→ Extracted data entries
"""

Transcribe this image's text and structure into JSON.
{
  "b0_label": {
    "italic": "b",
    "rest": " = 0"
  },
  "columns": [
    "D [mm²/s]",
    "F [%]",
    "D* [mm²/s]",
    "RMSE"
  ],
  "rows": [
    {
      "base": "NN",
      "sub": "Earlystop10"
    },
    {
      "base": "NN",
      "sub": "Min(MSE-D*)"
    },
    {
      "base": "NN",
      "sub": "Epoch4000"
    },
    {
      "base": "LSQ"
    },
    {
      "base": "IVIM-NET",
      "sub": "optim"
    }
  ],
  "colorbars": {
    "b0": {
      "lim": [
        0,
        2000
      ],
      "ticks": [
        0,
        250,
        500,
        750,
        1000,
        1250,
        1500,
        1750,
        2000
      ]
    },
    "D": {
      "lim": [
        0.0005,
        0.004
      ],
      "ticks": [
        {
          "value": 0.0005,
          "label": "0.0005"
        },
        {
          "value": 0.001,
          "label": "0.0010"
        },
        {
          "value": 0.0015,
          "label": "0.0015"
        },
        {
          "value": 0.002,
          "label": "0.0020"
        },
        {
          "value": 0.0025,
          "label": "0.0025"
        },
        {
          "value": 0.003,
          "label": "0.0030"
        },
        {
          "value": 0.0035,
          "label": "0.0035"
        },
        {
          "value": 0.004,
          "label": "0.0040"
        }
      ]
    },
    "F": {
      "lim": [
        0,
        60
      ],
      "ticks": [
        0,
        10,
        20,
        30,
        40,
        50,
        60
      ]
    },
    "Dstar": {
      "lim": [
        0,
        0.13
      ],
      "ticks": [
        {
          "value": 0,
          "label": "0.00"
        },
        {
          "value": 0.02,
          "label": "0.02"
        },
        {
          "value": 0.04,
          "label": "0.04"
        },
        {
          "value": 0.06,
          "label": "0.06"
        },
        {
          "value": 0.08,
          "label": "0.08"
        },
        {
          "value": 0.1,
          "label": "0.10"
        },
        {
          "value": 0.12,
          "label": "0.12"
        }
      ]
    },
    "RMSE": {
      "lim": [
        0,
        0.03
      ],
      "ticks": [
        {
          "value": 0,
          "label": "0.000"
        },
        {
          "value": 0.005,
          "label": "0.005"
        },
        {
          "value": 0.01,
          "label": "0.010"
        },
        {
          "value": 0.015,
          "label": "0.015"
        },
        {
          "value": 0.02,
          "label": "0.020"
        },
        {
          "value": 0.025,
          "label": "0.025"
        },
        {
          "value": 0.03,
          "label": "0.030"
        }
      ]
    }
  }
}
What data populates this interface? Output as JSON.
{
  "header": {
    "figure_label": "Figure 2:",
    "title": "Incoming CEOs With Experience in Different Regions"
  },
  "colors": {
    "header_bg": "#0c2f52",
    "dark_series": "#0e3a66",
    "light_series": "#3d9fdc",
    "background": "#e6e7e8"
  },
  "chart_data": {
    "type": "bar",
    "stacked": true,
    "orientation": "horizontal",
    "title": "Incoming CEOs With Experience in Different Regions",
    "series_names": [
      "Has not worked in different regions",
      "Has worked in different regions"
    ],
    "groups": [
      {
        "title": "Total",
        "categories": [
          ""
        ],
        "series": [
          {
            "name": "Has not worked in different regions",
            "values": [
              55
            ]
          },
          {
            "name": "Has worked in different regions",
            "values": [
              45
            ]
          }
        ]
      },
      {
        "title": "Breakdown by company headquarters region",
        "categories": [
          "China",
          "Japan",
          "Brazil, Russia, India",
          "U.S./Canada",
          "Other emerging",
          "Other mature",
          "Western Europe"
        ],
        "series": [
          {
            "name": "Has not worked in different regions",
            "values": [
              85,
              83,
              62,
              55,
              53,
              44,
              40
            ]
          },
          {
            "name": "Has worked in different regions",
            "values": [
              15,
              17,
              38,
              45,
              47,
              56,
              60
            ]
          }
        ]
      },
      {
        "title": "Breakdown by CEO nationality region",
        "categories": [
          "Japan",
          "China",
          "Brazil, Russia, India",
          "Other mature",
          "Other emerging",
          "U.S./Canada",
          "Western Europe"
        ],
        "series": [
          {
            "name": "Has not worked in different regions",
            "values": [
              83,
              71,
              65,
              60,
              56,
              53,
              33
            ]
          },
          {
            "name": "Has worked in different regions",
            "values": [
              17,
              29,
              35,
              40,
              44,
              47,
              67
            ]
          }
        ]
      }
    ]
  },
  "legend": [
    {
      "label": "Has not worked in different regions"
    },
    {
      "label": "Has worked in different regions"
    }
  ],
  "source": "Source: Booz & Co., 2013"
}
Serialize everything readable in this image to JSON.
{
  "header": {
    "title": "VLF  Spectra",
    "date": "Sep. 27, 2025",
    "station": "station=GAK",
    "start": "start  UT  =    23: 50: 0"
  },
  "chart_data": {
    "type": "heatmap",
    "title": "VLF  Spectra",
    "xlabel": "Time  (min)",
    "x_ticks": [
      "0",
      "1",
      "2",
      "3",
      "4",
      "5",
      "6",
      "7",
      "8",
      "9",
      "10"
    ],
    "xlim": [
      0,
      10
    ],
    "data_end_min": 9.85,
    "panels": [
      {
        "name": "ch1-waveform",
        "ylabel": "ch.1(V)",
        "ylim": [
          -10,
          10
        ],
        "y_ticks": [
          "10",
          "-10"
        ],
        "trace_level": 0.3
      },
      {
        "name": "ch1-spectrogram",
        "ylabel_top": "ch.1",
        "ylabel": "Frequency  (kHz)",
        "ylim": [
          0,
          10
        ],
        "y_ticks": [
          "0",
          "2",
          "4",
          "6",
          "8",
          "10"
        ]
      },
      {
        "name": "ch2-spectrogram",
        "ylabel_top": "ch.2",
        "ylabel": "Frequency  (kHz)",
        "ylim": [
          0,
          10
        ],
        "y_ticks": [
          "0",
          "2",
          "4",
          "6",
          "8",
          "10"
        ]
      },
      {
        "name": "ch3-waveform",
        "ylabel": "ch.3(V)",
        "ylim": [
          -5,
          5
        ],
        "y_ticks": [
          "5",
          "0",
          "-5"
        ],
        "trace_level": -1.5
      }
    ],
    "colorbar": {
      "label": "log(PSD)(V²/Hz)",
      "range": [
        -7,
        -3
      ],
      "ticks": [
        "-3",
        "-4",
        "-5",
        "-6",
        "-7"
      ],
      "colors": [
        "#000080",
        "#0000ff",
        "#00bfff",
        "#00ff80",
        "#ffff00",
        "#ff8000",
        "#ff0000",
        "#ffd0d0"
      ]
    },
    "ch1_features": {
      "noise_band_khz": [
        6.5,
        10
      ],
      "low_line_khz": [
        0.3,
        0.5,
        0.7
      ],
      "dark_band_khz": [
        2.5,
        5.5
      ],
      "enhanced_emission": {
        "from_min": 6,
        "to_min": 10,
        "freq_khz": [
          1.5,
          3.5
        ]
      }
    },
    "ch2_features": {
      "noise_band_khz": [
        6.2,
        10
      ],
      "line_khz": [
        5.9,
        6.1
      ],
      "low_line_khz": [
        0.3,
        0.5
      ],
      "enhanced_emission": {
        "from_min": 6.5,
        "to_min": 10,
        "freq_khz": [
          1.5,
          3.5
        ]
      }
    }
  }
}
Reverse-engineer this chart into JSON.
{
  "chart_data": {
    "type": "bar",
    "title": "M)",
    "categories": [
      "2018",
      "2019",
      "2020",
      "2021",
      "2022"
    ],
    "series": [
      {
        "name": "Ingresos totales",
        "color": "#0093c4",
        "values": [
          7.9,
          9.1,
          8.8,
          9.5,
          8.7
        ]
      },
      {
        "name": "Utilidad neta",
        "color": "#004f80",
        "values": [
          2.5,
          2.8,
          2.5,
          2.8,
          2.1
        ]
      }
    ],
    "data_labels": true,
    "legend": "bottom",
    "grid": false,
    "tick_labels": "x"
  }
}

"""

→ WRITTEN EXERCISE
Reproduce the complete set of lines precisely as supplied.

→ SOLUTION TO THIS TASK
Transcribe this image's text and structure into JSON.
{
  "b0_label": {
    "italic": "b",
    "rest": " = 0"
  },
  "columns": [
    "D [mm²/s]",
    "F [%]",
    "D* [mm²/s]",
    "RMSE"
  ],
  "rows": [
    {
      "base": "NN",
      "sub": "Earlystop10"
    },
    {
      "base": "NN",
      "sub": "Min(MSE-D*)"
    },
    {
      "base": "NN",
      "sub": "Epoch4000"
    },
    {
      "base": "LSQ"
    },
    {
      "base": "IVIM-NET",
      "sub": "optim"
    }
  ],
  "colorbars": {
    "b0": {
      "lim": [
        0,
        2000
      ],
      "ticks": [
        0,
        250,
        500,
        750,
        1000,
        1250,
        1500,
        1750,
        2000
      ]
    },
    "D": {
      "lim": [
        0.0005,
        0.004
      ],
      "ticks": [
        {
          "value": 0.0005,
          "label": "0.0005"
        },
        {
          "value": 0.001,
          "label": "0.0010"
        },
        {
          "value": 0.0015,
          "label": "0.0015"
        },
        {
          "value": 0.002,
          "label": "0.0020"
        },
        {
          "value": 0.0025,
          "label": "0.0025"
        },
        {
          "value": 0.003,
          "label": "0.0030"
        },
        {
          "value": 0.0035,
          "label": "0.0035"
        },
        {
          "value": 0.004,
          "label": "0.0040"
        }
      ]
    },
    "F": {
      "lim": [
        0,
        60
      ],
      "ticks": [
        0,
        10,
        20,
        30,
        40,
        50,
        60
      ]
    },
    "Dstar": {
      "lim": [
        0,
        0.13
      ],
      "ticks": [
        {
          "value": 0,
          "label": "0.00"
        },
        {
          "value": 0.02,
          "label": "0.02"
        },
        {
          "value": 0.04,
          "label": "0.04"
        },
        {
          "value": 0.06,
          "label": "0.06"
        },
        {
          "value": 0.08,
          "label": "0.08"
        },
        {
          "value": 0.1,
          "label": "0.10"
        },
        {
          "value": 0.12,
          "label": "0.12"
        }
      ]
    },
    "RMSE": {
      "lim": [
        0,
        0.03
      ],
      "ticks": [
        {
          "value": 0,
          "label": "0.000"
        },
        {
          "value": 0.005,
          "label": "0.005"
        },
        {
          "value": 0.01,
          "label": "0.010"
        },
        {
          "value": 0.015,
          "label": "0.015"
        },
        {
          "value": 0.02,
          "label": "0.020"
        },
        {
          "value": 0.025,
          "label": "0.025"
        },
        {
          "value": 0.03,
          "label": "0.030"
        }
      ]
    }
  }
}
What data populates this interface? Output as JSON.
{
  "header": {
    "figure_label": "Figure 2:",
    "title": "Incoming CEOs With Experience in Different Regions"
  },
  "colors": {
    "header_bg": "#0c2f52",
    "dark_series": "#0e3a66",
    "light_series": "#3d9fdc",
    "background": "#e6e7e8"
  },
  "chart_data": {
    "type": "bar",
    "stacked": true,
    "orientation": "horizontal",
    "title": "Incoming CEOs With Experience in Different Regions",
    "series_names": [
      "Has not worked in different regions",
      "Has worked in different regions"
    ],
    "groups": [
      {
        "title": "Total",
        "categories": [
          ""
        ],
        "series": [
          {
            "name": "Has not worked in different regions",
            "values": [
              55
            ]
          },
          {
            "name": "Has worked in different regions",
            "values": [
              45
            ]
          }
        ]
      },
      {
        "title": "Breakdown by company headquarters region",
        "categories": [
          "China",
          "Japan",
          "Brazil, Russia, India",
          "U.S./Canada",
          "Other emerging",
          "Other mature",
          "Western Europe"
        ],
        "series": [
          {
            "name": "Has not worked in different regions",
            "values": [
              85,
              83,
              62,
              55,
              53,
              44,
              40
            ]
          },
          {
            "name": "Has worked in different regions",
            "values": [
              15,
              17,
              38,
              45,
              47,
              56,
              60
            ]
          }
        ]
      },
      {
        "title": "Breakdown by CEO nationality region",
        "categories": [
          "Japan",
          "China",
          "Brazil, Russia, India",
          "Other mature",
          "Other emerging",
          "U.S./Canada",
          "Western Europe"
        ],
        "series": [
          {
            "name": "Has not worked in different regions",
            "values": [
              83,
              71,
              65,
              60,
              56,
              53,
              33
            ]
          },
          {
            "name": "Has worked in different regions",
            "values": [
              17,
              29,
              35,
              40,
              44,
              47,
              67
            ]
          }
        ]
      }
    ]
  },
  "legend": [
    {
      "label": "Has not worked in different regions"
    },
    {
      "label": "Has worked in different regions"
    }
  ],
  "source": "Source: Booz & Co., 2013"
}
Serialize everything readable in this image to JSON.
{
  "header": {
    "title": "VLF  Spectra",
    "date": "Sep. 27, 2025",
    "station": "station=GAK",
    "start": "start  UT  =    23: 50: 0"
  },
  "chart_data": {
    "type": "heatmap",
    "title": "VLF  Spectra",
    "xlabel": "Time  (min)",
    "x_ticks": [
      "0",
      "1",
      "2",
      "3",
      "4",
      "5",
      "6",
      "7",
      "8",
      "9",
      "10"
    ],
    "xlim": [
      0,
      10
    ],
    "data_end_min": 9.85,
    "panels": [
      {
        "name": "ch1-waveform",
        "ylabel": "ch.1(V)",
        "ylim": [
          -10,
          10
        ],
        "y_ticks": [
          "10",
          "-10"
        ],
        "trace_level": 0.3
      },
      {
        "name": "ch1-spectrogram",
        "ylabel_top": "ch.1",
        "ylabel": "Frequency  (kHz)",
        "ylim": [
          0,
          10
        ],
        "y_ticks": [
          "0",
          "2",
          "4",
          "6",
          "8",
          "10"
        ]
      },
      {
        "name": "ch2-spectrogram",
        "ylabel_top": "ch.2",
        "ylabel": "Frequency  (kHz)",
        "ylim": [
          0,
          10
        ],
        "y_ticks": [
          "0",
          "2",
          "4",
          "6",
          "8",
          "10"
        ]
      },
      {
        "name": "ch3-waveform",
        "ylabel": "ch.3(V)",
        "ylim": [
          -5,
          5
        ],
        "y_ticks": [
          "5",
          "0",
          "-5"
        ],
        "trace_level": -1.5
      }
    ],
    "colorbar": {
      "label": "log(PSD)(V²/Hz)",
      "range": [
        -7,
        -3
      ],
      "ticks": [
        "-3",
        "-4",
        "-5",
        "-6",
        "-7"
      ],
      "colors": [
        "#000080",
        "#0000ff",
        "#00bfff",
        "#00ff80",
        "#ffff00",
        "#ff8000",
        "#ff0000",
        "#ffd0d0"
      ]
    },
    "ch1_features": {
      "noise_band_khz": [
        6.5,
        10
      ],
      "low_line_khz": [
        0.3,
        0.5,
        0.7
      ],
      "dark_band_khz": [
        2.5,
        5.5
      ],
      "enhanced_emission": {
        "from_min": 6,
        "to_min": 10,
        "freq_khz": [
          1.5,
          3.5
        ]
      }
    },
    "ch2_features": {
      "noise_band_khz": [
        6.2,
        10
      ],
      "line_khz": [
        5.9,
        6.1
      ],
      "low_line_khz": [
        0.3,
        0.5
      ],
      "enhanced_emission": {
        "from_min": 6.5,
        "to_min": 10,
        "freq_khz": [
          1.5,
          3.5
        ]
      }
    }
  }
}
Reverse-engineer this chart into JSON.
{
  "chart_data": {
    "type": "bar",
    "title": "M)",
    "categories": [
      "2018",
      "2019",
      "2020",
      "2021",
      "2022"
    ],
    "series": [
      {
        "name": "Ingresos totales",
        "color": "#0093c4",
        "values": [
          7.9,
          9.1,
          8.8,
          9.5,
          8.7
        ]
      },
      {
        "name": "Utilidad neta",
        "color": "#004f80",
        "values": [
          2.5,
          2.8,
          2.5,
          2.8,
          2.1
        ]
      }
    ],
    "data_labels": true,
    "legend": "bottom",
    "grid": false,
    "tick_labels": "x"
  }
}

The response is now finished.